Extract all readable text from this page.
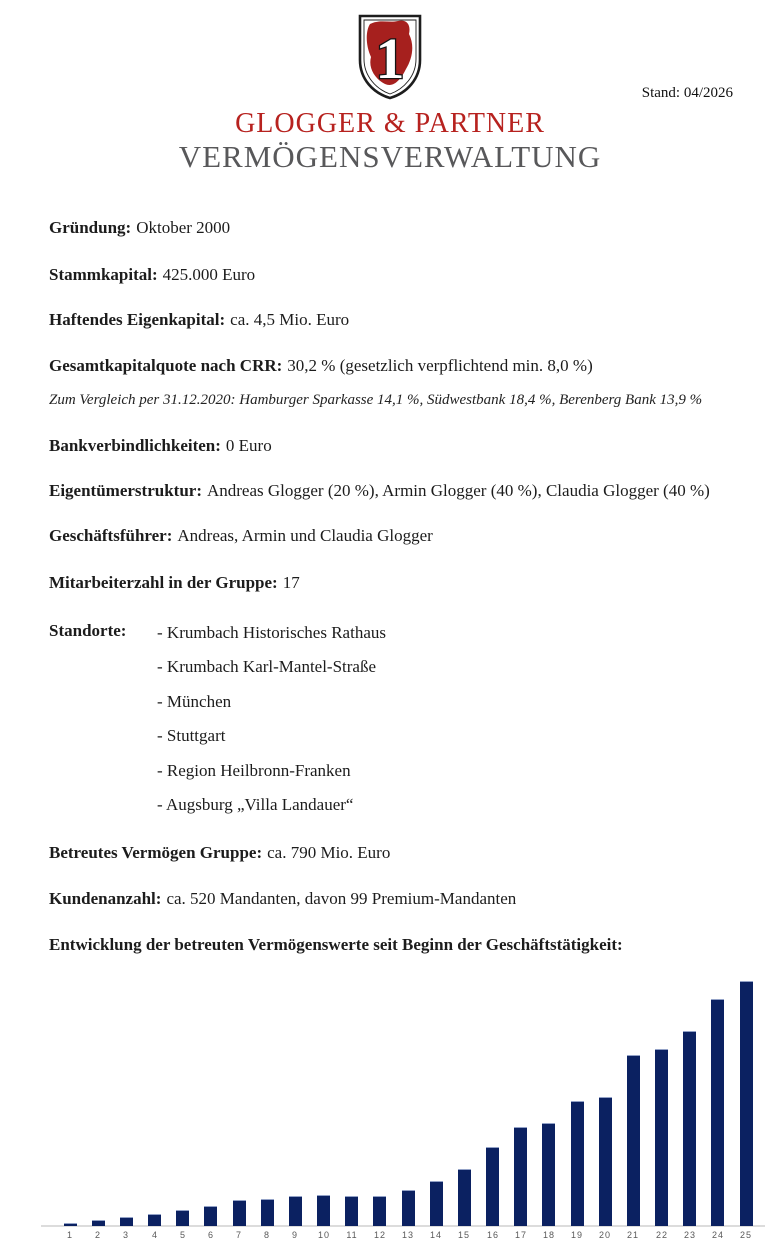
1
Stand: 04/2026
GLOGGER & PARTNER
VERMÖGENSVERWALTUNG
Gründung: Oktober 2000
Stammkapital: 425.000 Euro
Haftendes Eigenkapital: ca. 4,5 Mio. Euro
Gesamtkapitalquote nach CRR: 30,2 % (gesetzlich verpflichtend min. 8,0 %)
Zum Vergleich per 31.12.2020: Hamburger Sparkasse 14,1 %, Südwestbank 18,4 %, Berenberg Bank 13,9 %
Bankverbindlichkeiten: 0 Euro
Eigentümerstruktur: Andreas Glogger (20 %), Armin Glogger (40 %), Claudia Glogger (40 %)
Geschäftsführer: Andreas, Armin und Claudia Glogger
Mitarbeiterzahl in der Gruppe: 17
Standorte: - Krumbach Historisches Rathaus
- Krumbach Karl-Mantel-Straße
- München
- Stuttgart
- Region Heilbronn-Franken
- Augsburg „Villa Landauer“
Betreutes Vermögen Gruppe: ca. 790 Mio. Euro
Kundenanzahl: ca. 520 Mandanten, davon 99 Premium-Mandanten
Entwicklung der betreuten Vermögenswerte seit Beginn der Geschäftstätigkeit:
1	2	3	4	5	6	7	8	9	10	11	12	13	14	15	16	17	18	19	20	21	22	23	24	25
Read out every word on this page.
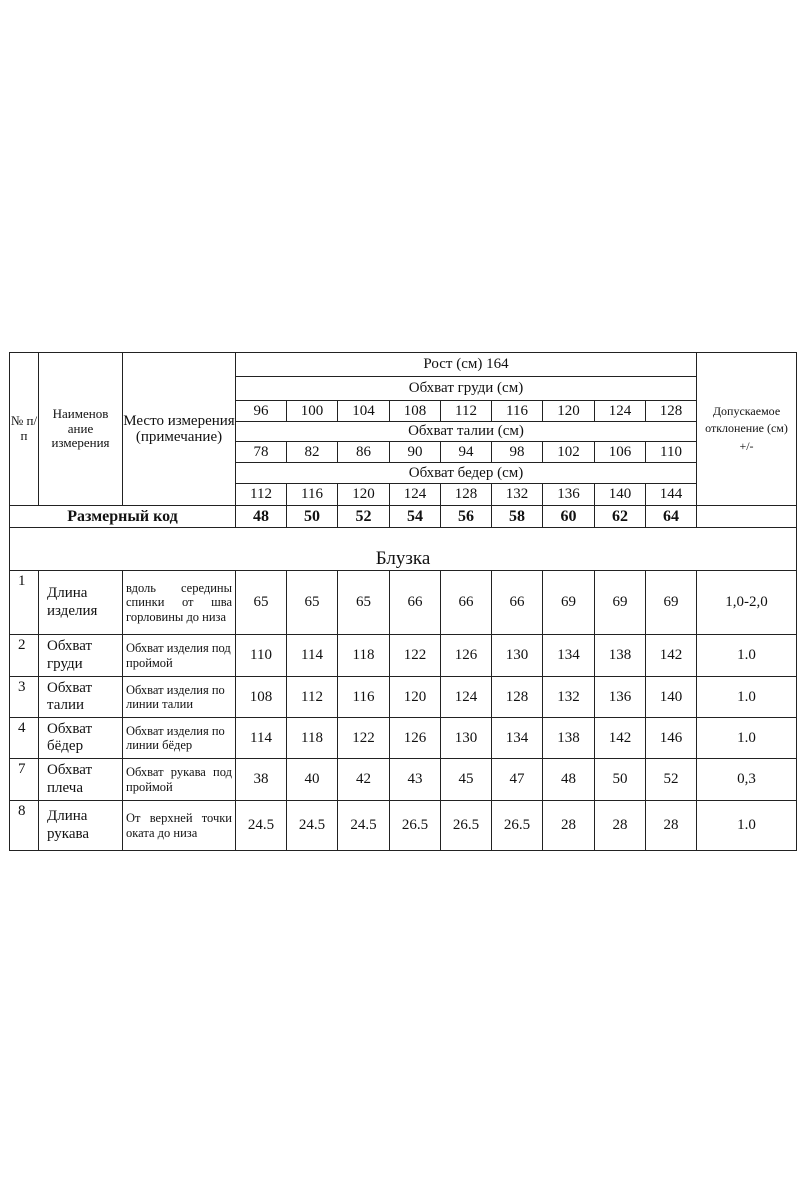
№ п/ п	Наименов ание измерения	Место измерения (примечание)	Рост (см) 164									Допускаемое отклонение (см) +/-
			Обхват груди (см)									
			96	100	104	108	112	116	120	124	128	
			Обхват талии (см)									
			78	82	86	90	94	98	102	106	110	
			Обхват бедер (см)									
			112	116	120	124	128	132	136	140	144	
Размерный код			48	50	52	54	56	58	60	62	64	
Блузка												
1	Длина изделия	вдоль середины спинки от шва горловины до низа	65	65	65	66	66	66	69	69	69	1,0-2,0
2	Обхват груди	Обхват изделия под проймой	110	114	118	122	126	130	134	138	142	1.0
3	Обхват талии	Обхват изделия по линии талии	108	112	116	120	124	128	132	136	140	1.0
4	Обхват бёдер	Обхват изделия по линии бёдер	114	118	122	126	130	134	138	142	146	1.0
7	Обхват плеча	Обхват рукава под проймой	38	40	42	43	45	47	48	50	52	0,3
8	Длина рукава	От верхней точки оката до низа	24.5	24.5	24.5	26.5	26.5	26.5	28	28	28	1.0
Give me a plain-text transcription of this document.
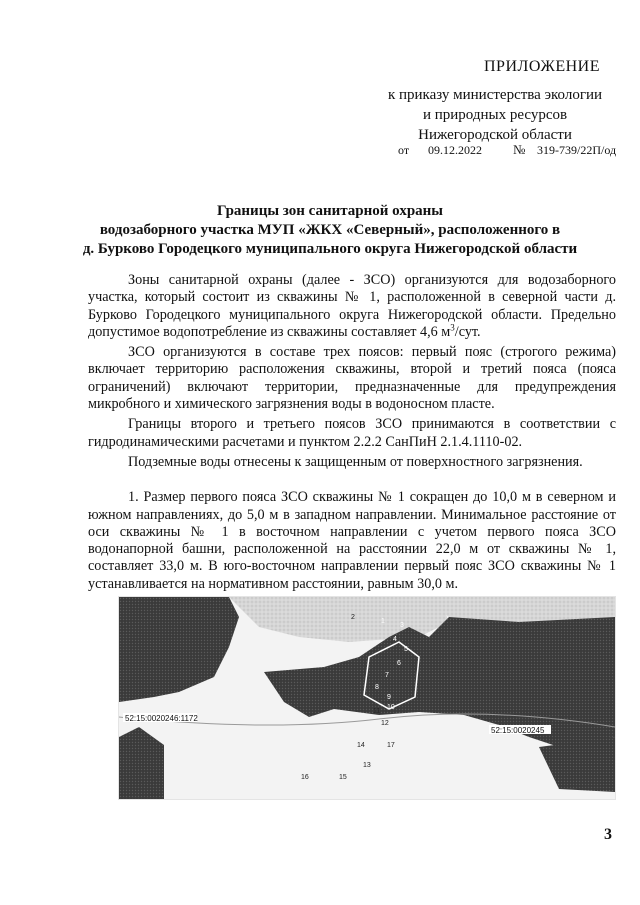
ПРИЛОЖЕНИЕ
к приказу министерства экологии
и природных ресурсов
Нижегородской области
от 09.12.2022 № 319-739/22П/од
Границы зон санитарной охраны
водозаборного участка МУП «ЖКХ «Северный», расположенного в
д. Бурково Городецкого муниципального округа Нижегородской области

Зоны санитарной охраны (далее - ЗСО) организуются для водозаборного участка, который состоит из скважины № 1, расположенной в северной части д. Бурково Городецкого муниципального округа Нижегородской области. Предельно допустимое водопотребление из скважины составляет 4,6 $м^3$/сут.

ЗСО организуются в составе трех поясов: первый пояс (строгого режима) включает территорию расположения скважины, второй и третий пояса (пояса ограничений) включают территории, предназначенные для предупреждения микробного и химического загрязнения воды в водоносном пласте.

Границы второго и третьего поясов ЗСО принимаются в соответствии с гидродинамическими расчетами и пунктом 2.2.2 СанПиН 2.1.4.1110-02.

Подземные воды отнесены к защищенным от поверхностного загрязнения.

1. Размер первого пояса ЗСО скважины № 1 сокращен до 10,0 м в северном и южном направлениях, до 5,0 м в западном направлении. Минимальное расстояние от оси скважины № 1 в восточном направлении с учетом первого пояса ЗСО водонапорной башни, расположенной на расстоянии 22,0 м от скважины № 1, составляет 33,0 м. В юго-восточном направлении первый пояс ЗСО скважины № 1 устанавливается на нормативном расстоянии, равным 30,0 м.

52:15:0020246:1172
52:15:0020245
1
2
3
4
5
6
7
8
9
10
11
12
13
14
15
16
17
3
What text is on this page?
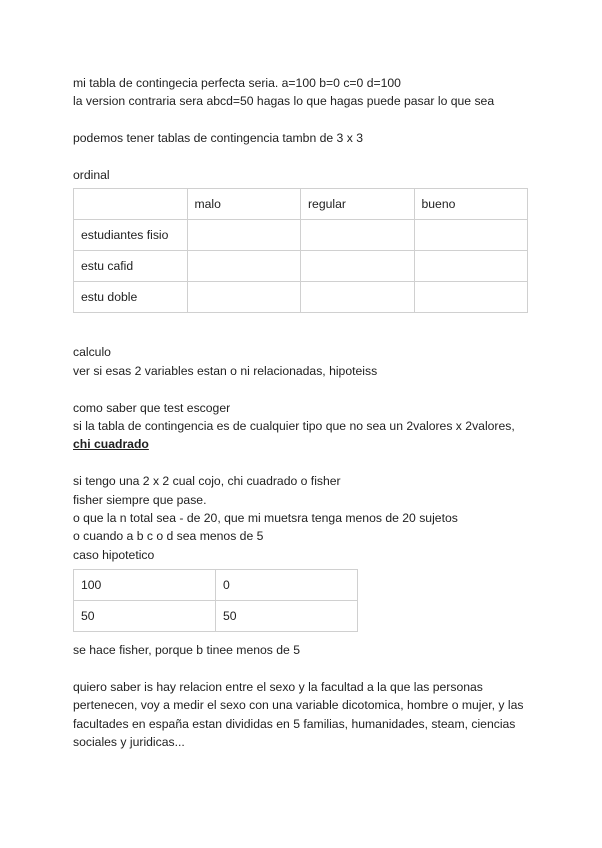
mi tabla de contingecia perfecta seria. a=100 b=0 c=0 d=100

la version contraria sera abcd=50 hagas lo que hagas puede pasar lo que sea

podemos tener tablas de contingencia tambn de 3 x 3

ordinal

	malo	regular	bueno
estudiantes fisio			
estu cafid			
estu doble			

calculo

ver si esas 2 variables estan o ni relacionadas, hipoteiss

como saber que test escoger

si la tabla de contingencia es de cualquier tipo que no sea un 2valores x 2valores,

chi cuadrado

si tengo una 2 x 2 cual cojo, chi cuadrado o fisher

fisher siempre que pase.

o que la n total sea - de 20, que mi muetsra tenga menos de 20 sujetos

o cuando a b c o d sea menos de 5

caso hipotetico

100	0
50	50

se hace fisher, porque b tinee menos de 5

quiero saber is hay relacion entre el sexo y la facultad a la que las personas

pertenecen, voy a medir el sexo con una variable dicotomica, hombre o mujer, y las

facultades en españa estan divididas en 5 familias, humanidades, steam, ciencias

sociales y juridicas...
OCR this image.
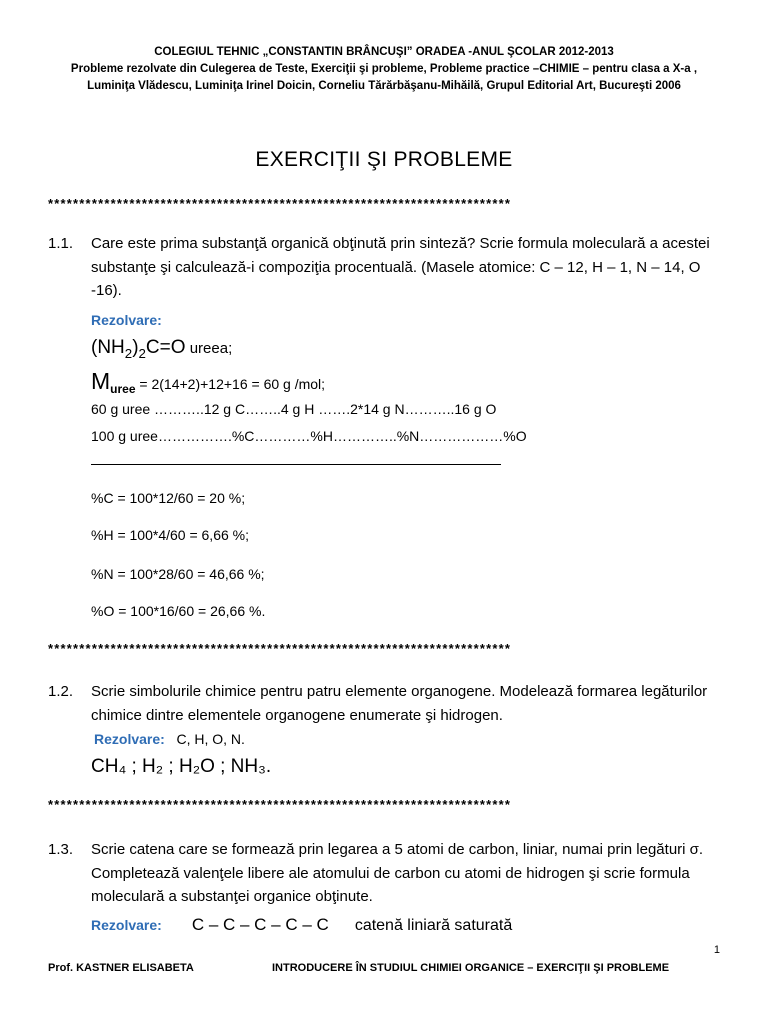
COLEGIUL TEHNIC „CONSTANTIN BRÂNCUŞI” ORADEA -ANUL ŞCOLAR 2012-2013
Probleme rezolvate din Culegerea de Teste, Exerciţii şi probleme, Probleme practice –CHIMIE – pentru clasa a X-a ,
Luminiţa Vlădescu, Luminiţa Irinel Doicin, Corneliu Tărărbăşanu-Mihăilă, Grupul Editorial Art, Bucureşti 2006
EXERCIŢII ŞI PROBLEME
**************************************************************************
1.1. Care este prima substanţă organică obţinută prin sinteză? Scrie formula moleculară a acestei substanţe şi calculează-i compoziţia procentuală. (Masele atomice: C – 12, H – 1, N – 14, O -16).
Rezolvare:
$(NH_2)_2C=O$ ureea;
$M_{uree} = 2(14+2)+12+16 = 60$ g /mol;
60 g uree ………..12 g C……..4 g H …….2*14 g N………..16 g O
100 g uree…………….%C…………%H…………..%N………………%O
%C = 100*12/60 = 20 %;
%H = 100*4/60 = 6,66 %;
%N = 100*28/60 = 46,66 %;
%O = 100*16/60 = 26,66 %.
**************************************************************************
1.2. Scrie simbolurile chimice pentru patru elemente organogene. Modelează formarea legăturilor chimice dintre elementele organogene enumerate şi hidrogen.
Rezolvare: C, H, O, N.
CH₄ ; H₂ ; H₂O ; NH₃.
**************************************************************************
1.3. Scrie catena care se formează prin legarea a 5 atomi de carbon, liniar, numai prin legături σ. Completează valenţele libere ale atomului de carbon cu atomi de hidrogen şi scrie formula moleculară a substanţei organice obţinute.
Rezolvare: C – C – C – C – C catenă liniară saturată
1
Prof. KASTNER ELISABETA	INTRODUCERE ÎN STUDIUL CHIMIEI ORGANICE – EXERCIŢII ŞI PROBLEME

----------

Show the lines where the word "рукава" appears in the entries.

7	Обхват плеча	Обхват рукава под проймой	38	40	42	43	45	47	48	50	52	0,3
8	Длина рукава	От верхней точки оката до низа	24.5	24.5	24.5	26.5	26.5	26.5	28	28	28	1.0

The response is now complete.